Saved entries
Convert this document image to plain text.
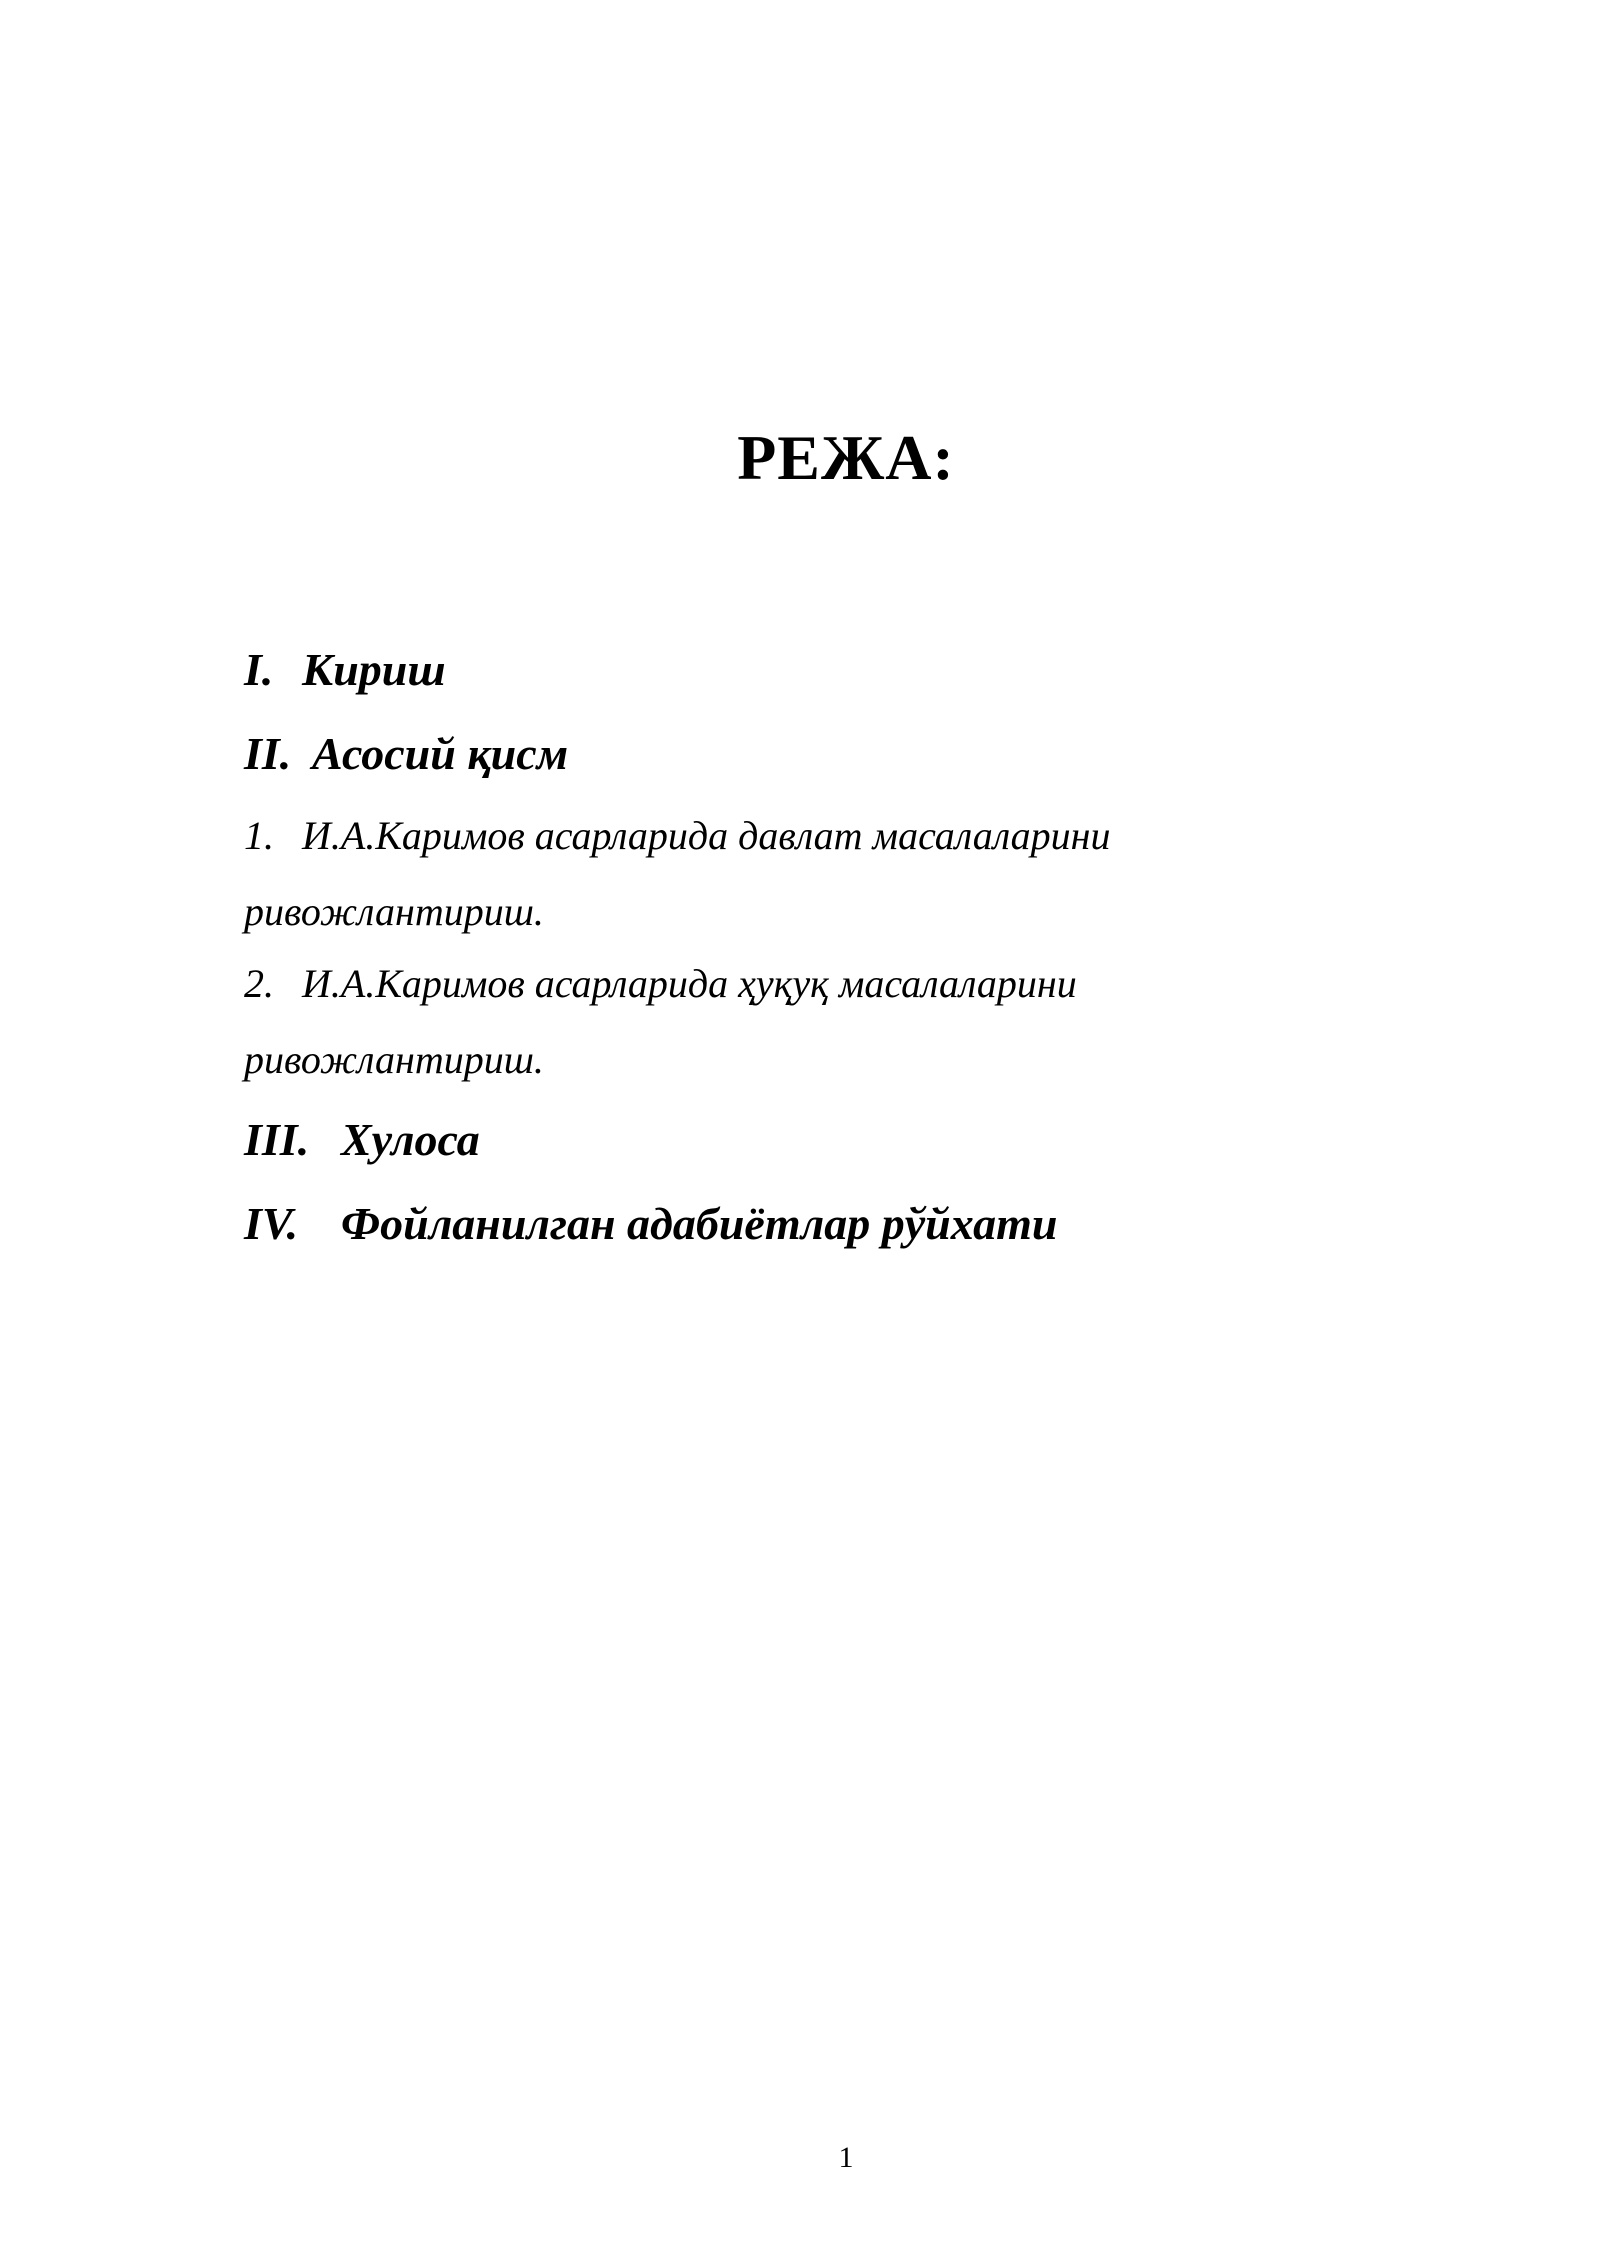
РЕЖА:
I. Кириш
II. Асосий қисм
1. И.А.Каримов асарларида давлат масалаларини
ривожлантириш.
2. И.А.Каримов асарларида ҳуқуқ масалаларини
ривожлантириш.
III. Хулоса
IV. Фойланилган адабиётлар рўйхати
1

_REQUIREMENTS_
Find every line that has "асарларида" in it, then return those lines.

_RESPONSE TO THIS EXERCISE_
1. И.А.Каримов асарларида давлат масалаларини
2. И.А.Каримов асарларида ҳуқуқ масалаларини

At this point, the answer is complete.